DIRECTION
Copy every line in the records below that contains the word "long".

Data listing:
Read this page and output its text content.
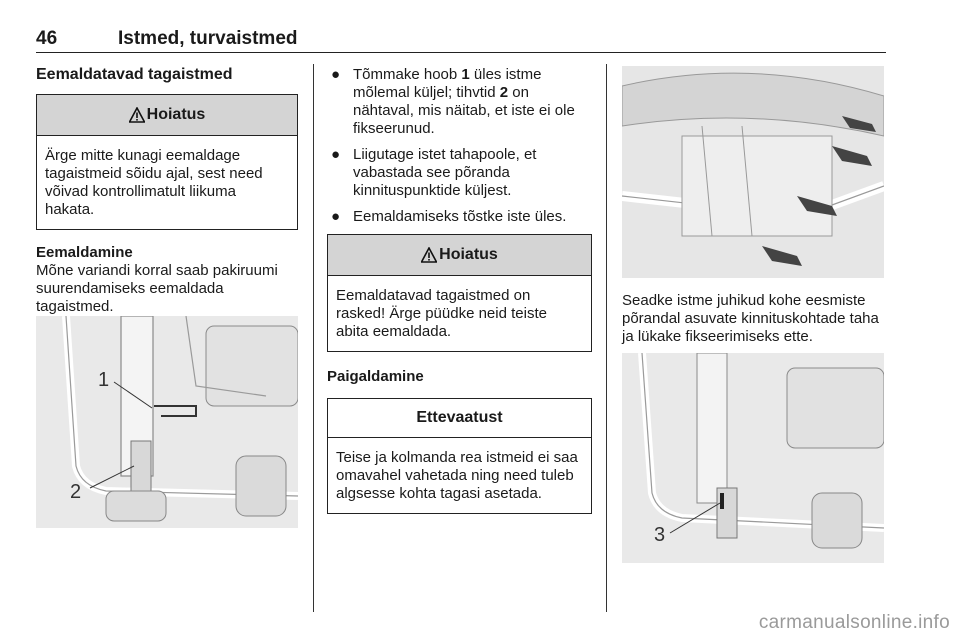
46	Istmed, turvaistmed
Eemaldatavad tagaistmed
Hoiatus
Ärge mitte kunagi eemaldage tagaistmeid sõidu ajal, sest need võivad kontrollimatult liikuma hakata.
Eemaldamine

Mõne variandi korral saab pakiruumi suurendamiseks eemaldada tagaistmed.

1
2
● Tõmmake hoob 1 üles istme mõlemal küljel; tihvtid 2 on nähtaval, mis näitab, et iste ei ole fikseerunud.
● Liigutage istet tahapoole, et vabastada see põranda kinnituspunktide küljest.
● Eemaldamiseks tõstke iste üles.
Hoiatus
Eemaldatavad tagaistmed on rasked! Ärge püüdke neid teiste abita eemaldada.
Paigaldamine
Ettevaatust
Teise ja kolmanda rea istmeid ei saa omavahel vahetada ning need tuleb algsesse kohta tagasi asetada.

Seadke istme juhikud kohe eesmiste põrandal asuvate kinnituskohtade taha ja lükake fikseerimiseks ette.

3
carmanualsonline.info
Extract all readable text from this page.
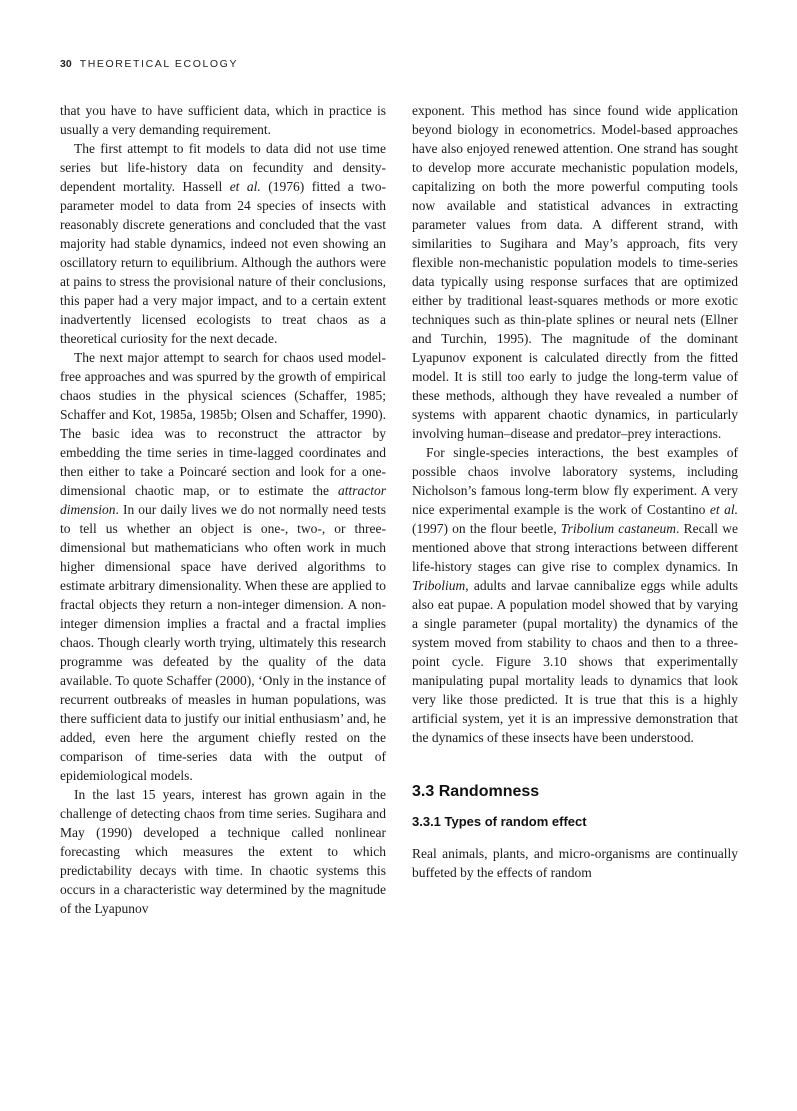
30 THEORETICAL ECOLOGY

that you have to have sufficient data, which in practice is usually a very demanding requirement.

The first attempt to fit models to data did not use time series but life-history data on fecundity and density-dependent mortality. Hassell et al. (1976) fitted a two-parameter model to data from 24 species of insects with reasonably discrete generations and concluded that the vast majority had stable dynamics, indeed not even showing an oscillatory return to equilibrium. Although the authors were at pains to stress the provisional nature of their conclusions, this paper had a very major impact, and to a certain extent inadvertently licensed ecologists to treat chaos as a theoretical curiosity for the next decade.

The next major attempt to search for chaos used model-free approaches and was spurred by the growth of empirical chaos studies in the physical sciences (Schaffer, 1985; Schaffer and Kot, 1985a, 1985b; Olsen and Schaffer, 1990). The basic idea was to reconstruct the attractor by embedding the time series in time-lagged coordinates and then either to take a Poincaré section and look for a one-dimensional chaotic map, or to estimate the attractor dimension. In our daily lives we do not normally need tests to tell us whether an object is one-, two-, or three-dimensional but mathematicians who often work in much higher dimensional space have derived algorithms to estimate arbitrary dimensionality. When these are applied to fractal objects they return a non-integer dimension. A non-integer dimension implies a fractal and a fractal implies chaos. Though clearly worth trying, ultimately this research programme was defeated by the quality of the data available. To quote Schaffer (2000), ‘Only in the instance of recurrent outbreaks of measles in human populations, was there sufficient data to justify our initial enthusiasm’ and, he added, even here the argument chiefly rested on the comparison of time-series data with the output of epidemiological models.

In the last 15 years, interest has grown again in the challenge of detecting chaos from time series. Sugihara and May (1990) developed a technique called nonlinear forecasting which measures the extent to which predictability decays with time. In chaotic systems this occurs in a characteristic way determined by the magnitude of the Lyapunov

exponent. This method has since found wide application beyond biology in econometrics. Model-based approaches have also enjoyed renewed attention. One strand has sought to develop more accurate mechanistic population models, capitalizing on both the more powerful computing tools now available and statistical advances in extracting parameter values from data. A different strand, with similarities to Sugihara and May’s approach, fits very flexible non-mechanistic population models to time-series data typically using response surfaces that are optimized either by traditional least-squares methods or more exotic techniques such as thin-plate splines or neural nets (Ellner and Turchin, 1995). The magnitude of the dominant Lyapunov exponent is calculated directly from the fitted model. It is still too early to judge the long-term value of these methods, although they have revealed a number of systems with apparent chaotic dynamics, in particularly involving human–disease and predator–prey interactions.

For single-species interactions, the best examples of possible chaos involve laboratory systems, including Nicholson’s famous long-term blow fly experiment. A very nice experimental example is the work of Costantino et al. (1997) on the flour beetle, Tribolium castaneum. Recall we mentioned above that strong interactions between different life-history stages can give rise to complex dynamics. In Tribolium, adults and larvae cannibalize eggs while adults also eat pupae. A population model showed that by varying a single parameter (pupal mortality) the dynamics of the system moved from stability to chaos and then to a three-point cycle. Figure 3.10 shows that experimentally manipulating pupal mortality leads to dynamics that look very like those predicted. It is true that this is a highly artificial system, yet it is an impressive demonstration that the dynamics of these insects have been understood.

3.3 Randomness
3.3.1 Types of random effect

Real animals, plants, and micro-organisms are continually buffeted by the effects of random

CORRECT RESPONSE
exponent. This method has since found wide application beyond biology in econometrics. Model-based approaches have also enjoyed renewed attention. One strand has sought to develop more accurate mechanistic population models, capitalizing on both the more powerful computing tools now available and statistical advances in extracting parameter values from data. A different strand, with similarities to Sugihara and May’s approach, fits very flexible non-mechanistic population models to time-series data typically using response surfaces that are optimized either by traditional least-squares methods or more exotic techniques such as thin-plate splines or neural nets (Ellner and Turchin, 1995). The magnitude of the dominant Lyapunov exponent is calculated directly from the fitted model. It is still too early to judge the long-term value of these methods, although they have revealed a number of systems with apparent chaotic dynamics, in particularly involving human–disease and predator–prey interactions.
For single-species interactions, the best examples of possible chaos involve laboratory systems, including Nicholson’s famous long-term blow fly experiment. A very nice experimental example is the work of Costantino et al. (1997) on the flour beetle, Tribolium castaneum. Recall we mentioned above that strong interactions between different life-history stages can give rise to complex dynamics. In Tribolium, adults and larvae cannibalize eggs while adults also eat pupae. A population model showed that by varying a single parameter (pupal mortality) the dynamics of the system moved from stability to chaos and then to a three-point cycle. Figure 3.10 shows that experimentally manipulating pupal mortality leads to dynamics that look very like those predicted. It is true that this is a highly artificial system, yet it is an impressive demonstration that the dynamics of these insects have been understood.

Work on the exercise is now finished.